##### RECORD SET
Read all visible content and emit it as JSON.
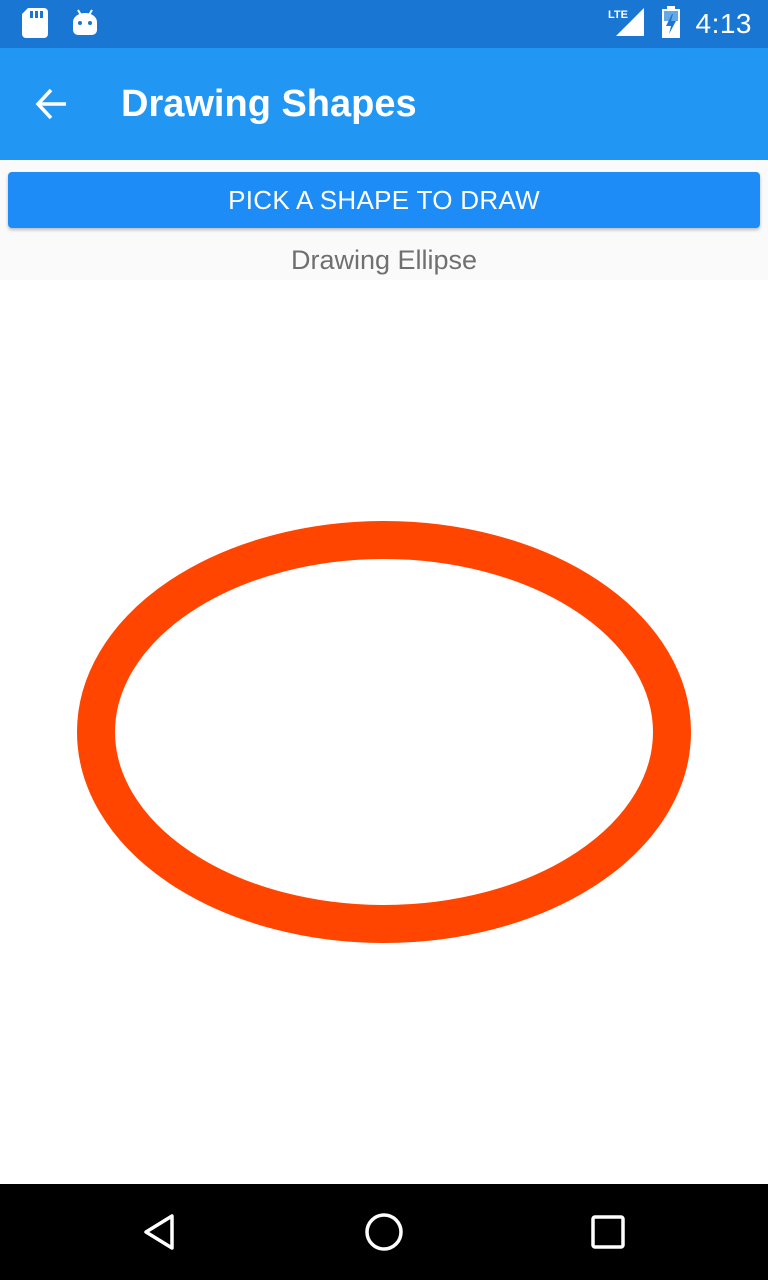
{
  "status_bar": {
    "time": "4:13",
    "network": "LTE",
    "icons": [
      "sd-card-icon",
      "android-debug-icon",
      "signal-icon",
      "battery-charging-icon"
    ]
  },
  "app_bar": {
    "title": "Drawing Shapes",
    "back_icon": "arrow-back-icon"
  },
  "content": {
    "pick_button_label": "PICK A SHAPE TO DRAW",
    "status_text": "Drawing Ellipse"
  },
  "shape": {
    "type": "ellipse",
    "stroke_color": "#FF4500",
    "fill": "none"
  },
  "colors": {
    "status_bar": "#1976D2",
    "app_bar": "#2196F3",
    "button": "#1E8CF7"
  },
  "nav_bar": {
    "icons": [
      "back-triangle-icon",
      "home-circle-icon",
      "recents-square-icon"
    ]
  }
}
##########
The pictures in the entries should be left out; output everything else exactly.

Read all visible content and emit it as JSON.
{
  "status_bar": {
    "time": "4:13",
    "network": "LTE",
    "icons": [
      "sd-card-icon",
      "android-debug-icon",
      "signal-icon",
      "battery-charging-icon"
    ]
  },
  "app_bar": {
    "title": "Drawing Shapes",
    "back_icon": "arrow-back-icon"
  },
  "content": {
    "pick_button_label": "PICK A SHAPE TO DRAW",
    "status_text": "Drawing Ellipse"
  },
  "shape": {
    "type": "ellipse",
    "stroke_color": "#FF4500",
    "fill": "none"
  },
  "colors": {
    "status_bar": "#1976D2",
    "app_bar": "#2196F3",
    "button": "#1E8CF7"
  },
  "nav_bar": {
    "icons": [
      "back-triangle-icon",
      "home-circle-icon",
      "recents-square-icon"
    ]
  }
}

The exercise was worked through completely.